▼▼▼
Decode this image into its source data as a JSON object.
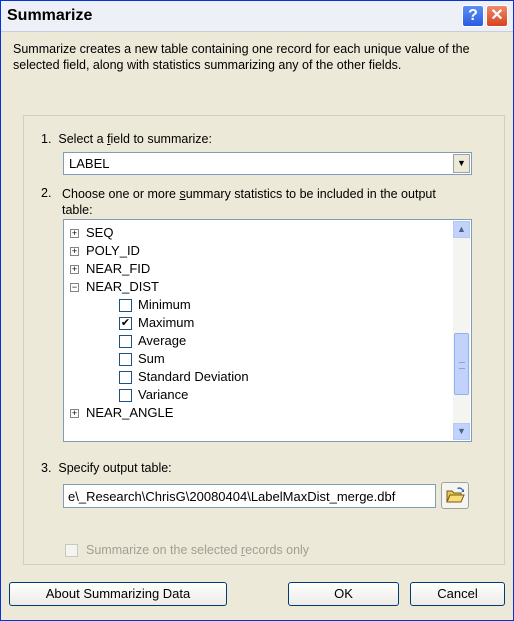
{
  "window": {
    "title": "Summarize",
    "help_glyph": "?",
    "close_glyph": "✕"
  },
  "description": "Summarize creates a new table containing one record for each unique value of the selected field, along with statistics summarizing any of the other fields.",
  "step1": {
    "num": "1.",
    "label_pre": "Select a ",
    "label_key": "f",
    "label_post": "ield to summarize:",
    "value": "LABEL"
  },
  "step2": {
    "num": "2.",
    "label_pre": "Choose one or more ",
    "label_key": "s",
    "label_post": "ummary statistics to be included in the output table:"
  },
  "tree": {
    "fields": [
      "SEQ",
      "POLY_ID",
      "NEAR_FID",
      "NEAR_DIST"
    ],
    "expanded_field": "NEAR_DIST",
    "stats": [
      {
        "label": "Minimum",
        "checked": false
      },
      {
        "label": "Maximum",
        "checked": true
      },
      {
        "label": "Average",
        "checked": false
      },
      {
        "label": "Sum",
        "checked": false
      },
      {
        "label": "Standard Deviation",
        "checked": false
      },
      {
        "label": "Variance",
        "checked": false
      }
    ],
    "partial_field": "NEAR_ANGLE",
    "plus": "+",
    "minus": "−"
  },
  "step3": {
    "num": "3.",
    "label": "Specify output table:",
    "value": "e\\_Research\\ChrisG\\20080404\\LabelMaxDist_merge.dbf"
  },
  "selected_only": {
    "pre": "Summarize on the selected ",
    "key": "r",
    "post": "ecords only",
    "checked": false,
    "enabled": false
  },
  "buttons": {
    "about": "About Summarizing Data",
    "ok": "OK",
    "cancel": "Cancel"
  },
  "colors": {
    "dialog_bg": "#ece9d8",
    "border_blue": "#0831d9",
    "close_red": "#d6431e",
    "help_blue": "#2a5de0"
  }
}
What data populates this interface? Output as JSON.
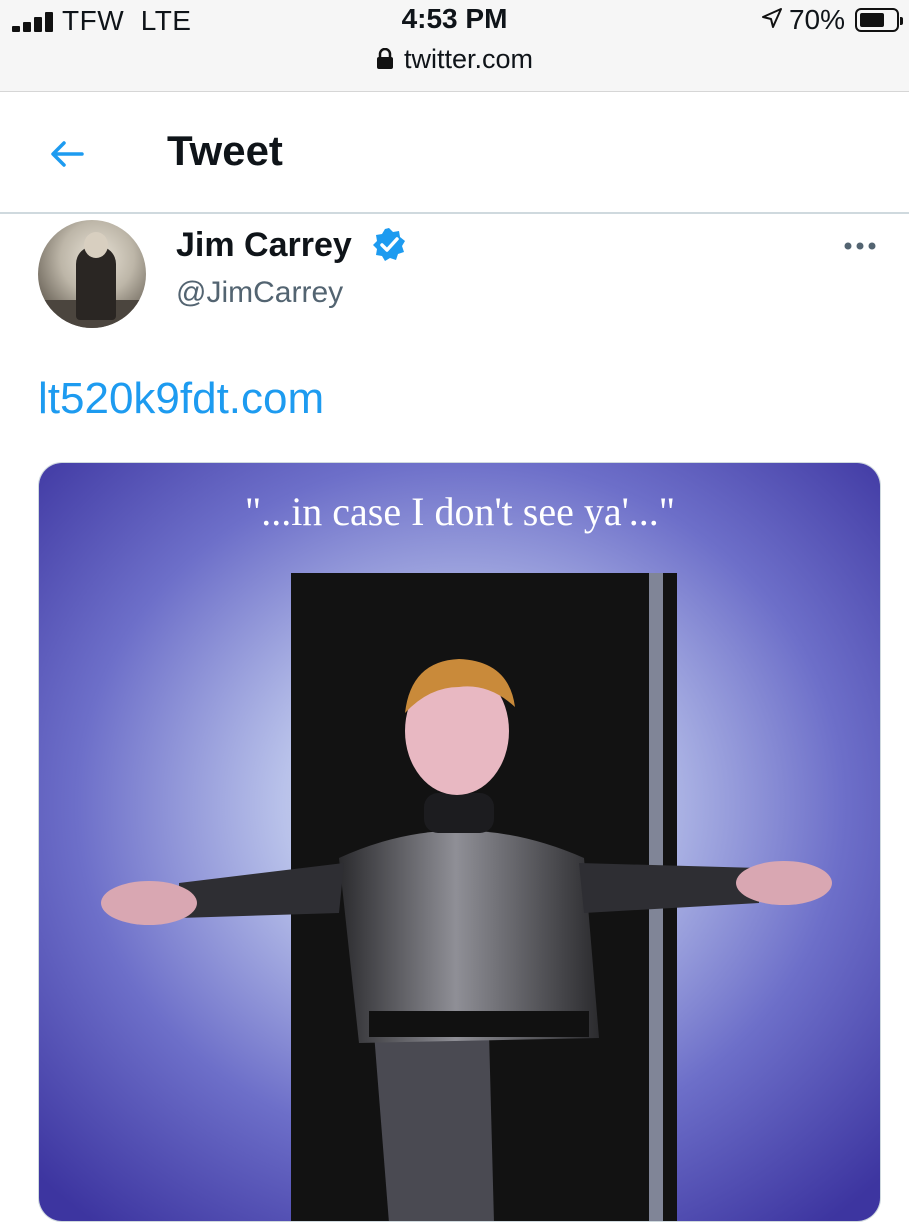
{
  "status_bar": {
    "carrier": "TFW",
    "network": "LTE",
    "time": "4:53 PM",
    "url": "twitter.com",
    "battery_percent_label": "70%",
    "battery_level": 0.7,
    "icons": [
      "signal-icon",
      "lock-icon",
      "location-icon",
      "battery-icon"
    ]
  },
  "header": {
    "title": "Tweet",
    "back_icon": "arrow-left-icon"
  },
  "tweet": {
    "author_name": "Jim Carrey",
    "author_handle": "@JimCarrey",
    "verified": true,
    "text_link": "lt520k9fdt.com",
    "more_icon": "more-horizontal-icon",
    "media": {
      "caption_text": "\"...in case I don't see ya'...\"",
      "description_icon": "illustration-image"
    }
  },
  "colors": {
    "accent": "#1d9bf0",
    "secondary_text": "#536471",
    "background": "#ffffff",
    "status_bar_bg": "#f6f6f6"
  }
}
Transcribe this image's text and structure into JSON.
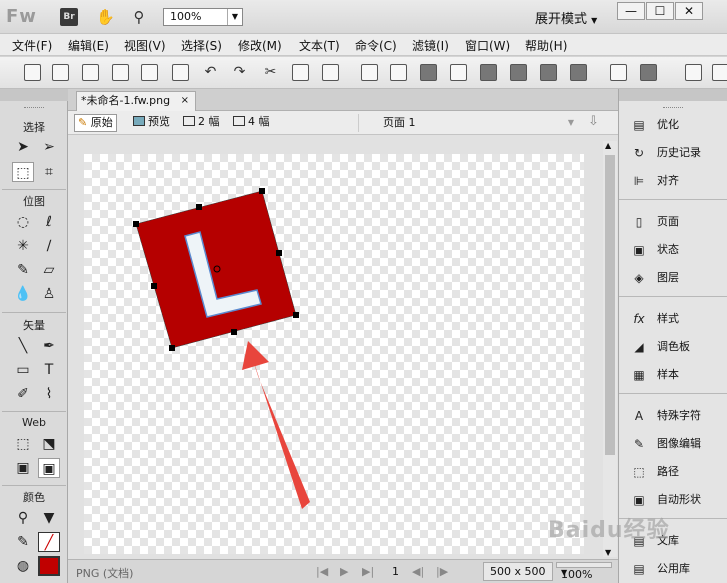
{
  "titlebar": {
    "logo": "Fw",
    "bridge": "Br",
    "zoom": "100%",
    "workspace": "展开模式",
    "min": "—",
    "max": "☐",
    "close": "✕"
  },
  "menu": [
    "文件(F)",
    "编辑(E)",
    "视图(V)",
    "选择(S)",
    "修改(M)",
    "文本(T)",
    "命令(C)",
    "滤镜(I)",
    "窗口(W)",
    "帮助(H)"
  ],
  "document": {
    "tab_title": "*未命名-1.fw.png",
    "tab_close": "×",
    "views": [
      "原始",
      "预览",
      "2 幅",
      "4 幅"
    ],
    "page": "页面 1"
  },
  "tools": {
    "sections": [
      "选择",
      "位图",
      "矢量",
      "Web",
      "颜色"
    ]
  },
  "status": {
    "format": "PNG (文档)",
    "page_num": "1",
    "size": "500 x 500",
    "zoom": "100%"
  },
  "panels": [
    "优化",
    "历史记录",
    "对齐",
    "页面",
    "状态",
    "图层",
    "样式",
    "调色板",
    "样本",
    "特殊字符",
    "图像编辑",
    "路径",
    "自动形状",
    "文库",
    "公用库"
  ],
  "colors": {
    "shape_fill": "#b50000",
    "arrow": "#e8453c",
    "fill_swatch": "#c00000"
  },
  "watermark": "Baidu经验"
}
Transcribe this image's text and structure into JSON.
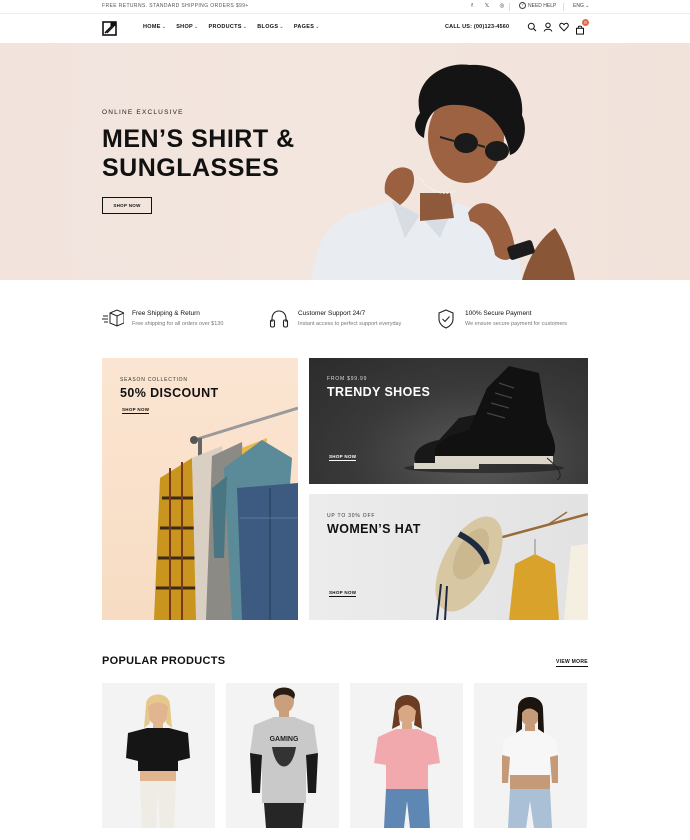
{
  "topbar": {
    "promo": "FREE RETURNS. STANDARD SHIPPING ORDERS $99+",
    "social": [
      "f",
      "𝕏",
      "◎"
    ],
    "help": "NEED HELP",
    "language": "ENG"
  },
  "header": {
    "nav": [
      "HOME",
      "SHOP",
      "PRODUCTS",
      "BLOGS",
      "PAGES"
    ],
    "call": "CALL US: (00)123-4560",
    "cart_count": "0"
  },
  "hero": {
    "eyebrow": "ONLINE EXCLUSIVE",
    "title_line1": "MEN’S SHIRT &",
    "title_line2": "SUNGLASSES",
    "button": "SHOP NOW"
  },
  "features": [
    {
      "icon": "box-shipping-icon",
      "title": "Free Shipping & Return",
      "subtitle": "Free shipping for all orders over $130"
    },
    {
      "icon": "headphones-icon",
      "title": "Customer Support 24/7",
      "subtitle": "Instant access to perfect support everyday"
    },
    {
      "icon": "shield-check-icon",
      "title": "100% Secure Payment",
      "subtitle": "We ensure secure payment for customers"
    }
  ],
  "banners": {
    "season": {
      "eyebrow": "SEASON COLLECTION",
      "title": "50% DISCOUNT",
      "link": "SHOP NOW"
    },
    "shoes": {
      "eyebrow": "FROM $99.99",
      "title": "TRENDY SHOES",
      "link": "SHOP NOW"
    },
    "hat": {
      "eyebrow": "UP TO 30% OFF",
      "title": "WOMEN’S HAT",
      "link": "SHOP NOW"
    }
  },
  "popular": {
    "title": "POPULAR PRODUCTS",
    "view_more": "VIEW MORE",
    "shirt_print": "GAMING"
  },
  "colors": {
    "accent": "#e2674a",
    "hero_bg": "#f2e4dd",
    "season_bg": "#f8e1cc",
    "shoes_bg": "#3a3a3a",
    "hat_bg": "#e6e6e6"
  }
}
▲▲▲
> [WHAT YOU NEED TO DO] Which lines contain the word "subtitle"? Copy each one.

> [FULL OUTPUT]
      "subtitle": "Free shipping for all orders over $130"
      "subtitle": "Instant access to perfect support everyday"
      "subtitle": "We ensure secure payment for customers"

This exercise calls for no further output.